In the part of the material that opens with the line containing "svg-text:Observer: Observer <box>1701" and closes with the line containing "svg-text:Plant: Plant <box>2057", swap "Transient" for "Reference" and give those lines again with nothing else altered.

_ _ _

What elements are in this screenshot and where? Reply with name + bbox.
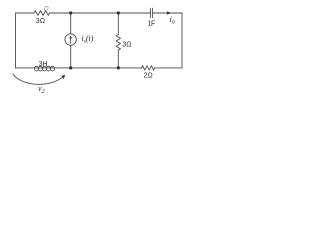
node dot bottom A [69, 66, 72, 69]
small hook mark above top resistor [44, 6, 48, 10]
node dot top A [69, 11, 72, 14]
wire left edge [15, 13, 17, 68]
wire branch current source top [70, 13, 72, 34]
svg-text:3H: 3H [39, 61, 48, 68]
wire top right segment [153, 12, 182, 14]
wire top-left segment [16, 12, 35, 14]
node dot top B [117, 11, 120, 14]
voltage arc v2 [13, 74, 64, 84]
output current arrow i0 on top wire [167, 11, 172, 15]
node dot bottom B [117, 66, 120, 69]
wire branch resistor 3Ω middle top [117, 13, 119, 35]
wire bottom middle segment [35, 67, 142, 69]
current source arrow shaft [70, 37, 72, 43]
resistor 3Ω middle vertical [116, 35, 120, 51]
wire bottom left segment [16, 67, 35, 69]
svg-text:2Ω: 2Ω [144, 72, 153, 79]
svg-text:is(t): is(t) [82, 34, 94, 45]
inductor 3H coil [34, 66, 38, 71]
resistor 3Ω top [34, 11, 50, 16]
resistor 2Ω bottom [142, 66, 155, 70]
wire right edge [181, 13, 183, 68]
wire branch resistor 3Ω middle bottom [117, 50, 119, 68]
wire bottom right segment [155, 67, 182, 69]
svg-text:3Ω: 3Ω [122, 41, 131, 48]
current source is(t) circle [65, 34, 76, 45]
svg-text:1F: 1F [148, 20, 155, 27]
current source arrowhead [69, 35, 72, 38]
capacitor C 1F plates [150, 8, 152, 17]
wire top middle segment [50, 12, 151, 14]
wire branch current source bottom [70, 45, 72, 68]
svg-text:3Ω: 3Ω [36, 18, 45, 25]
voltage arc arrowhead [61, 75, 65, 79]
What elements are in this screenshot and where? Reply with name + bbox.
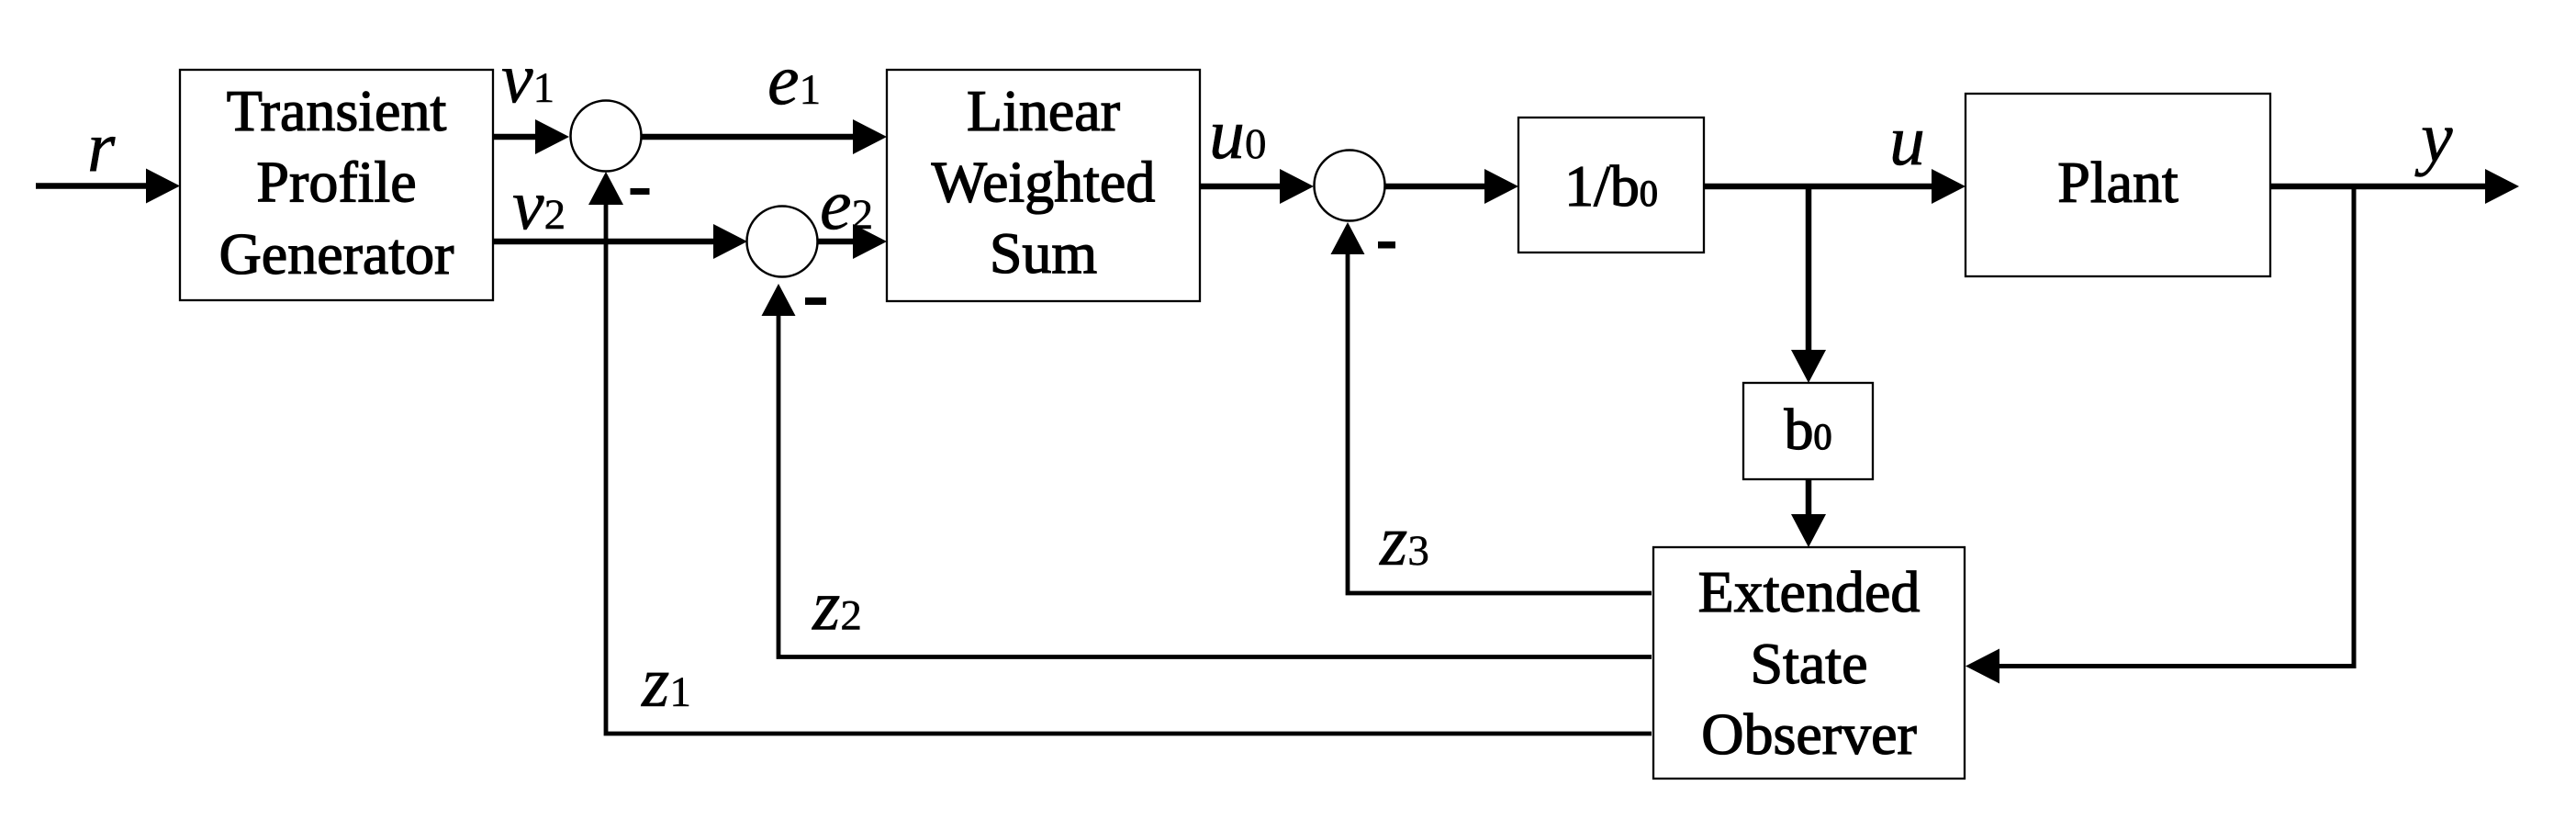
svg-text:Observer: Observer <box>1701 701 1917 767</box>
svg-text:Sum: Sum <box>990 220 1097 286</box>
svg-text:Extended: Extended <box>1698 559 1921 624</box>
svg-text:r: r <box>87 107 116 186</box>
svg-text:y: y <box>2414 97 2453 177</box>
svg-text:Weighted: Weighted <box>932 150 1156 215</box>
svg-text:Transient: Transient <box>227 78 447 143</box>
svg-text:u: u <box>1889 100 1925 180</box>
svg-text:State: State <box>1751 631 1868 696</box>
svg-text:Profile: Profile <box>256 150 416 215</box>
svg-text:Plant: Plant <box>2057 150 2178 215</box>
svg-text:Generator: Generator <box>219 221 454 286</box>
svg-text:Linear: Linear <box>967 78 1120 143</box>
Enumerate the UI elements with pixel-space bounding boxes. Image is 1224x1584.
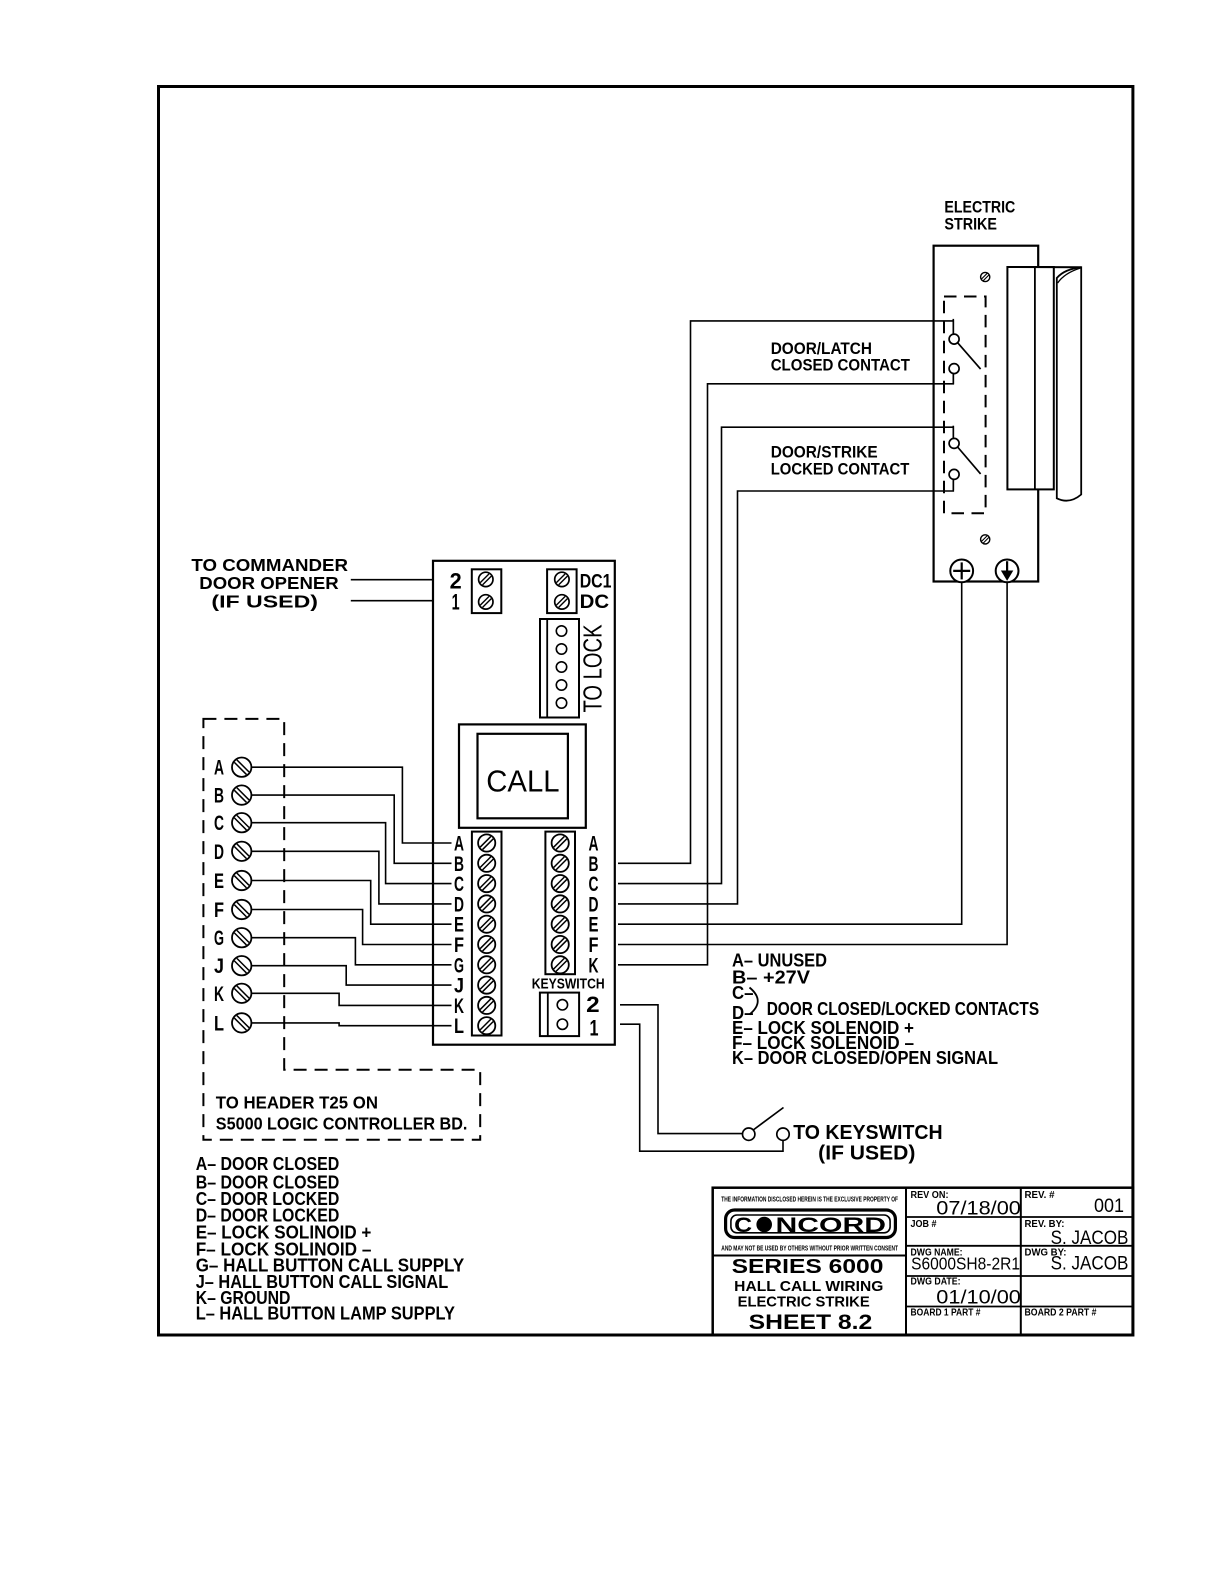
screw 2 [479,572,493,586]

_ _ _

Task solution →
svg-text:Observer: Observer <box>1701 701 1917 767</box>
svg-text:Sum: Sum <box>990 220 1097 286</box>
svg-text:Extended: Extended <box>1698 559 1921 624</box>
svg-text:r: r <box>87 107 116 186</box>
svg-text:y: y <box>2414 97 2453 177</box>
svg-text:Weighted: Weighted <box>932 150 1156 215</box>
svg-text:Reference: Reference <box>227 78 447 143</box>
svg-text:u: u <box>1889 100 1925 180</box>
svg-text:State: State <box>1751 631 1868 696</box>
svg-text:Profile: Profile <box>256 150 416 215</box>
svg-text:Plant: Plant <box>2057 150 2178 215</box>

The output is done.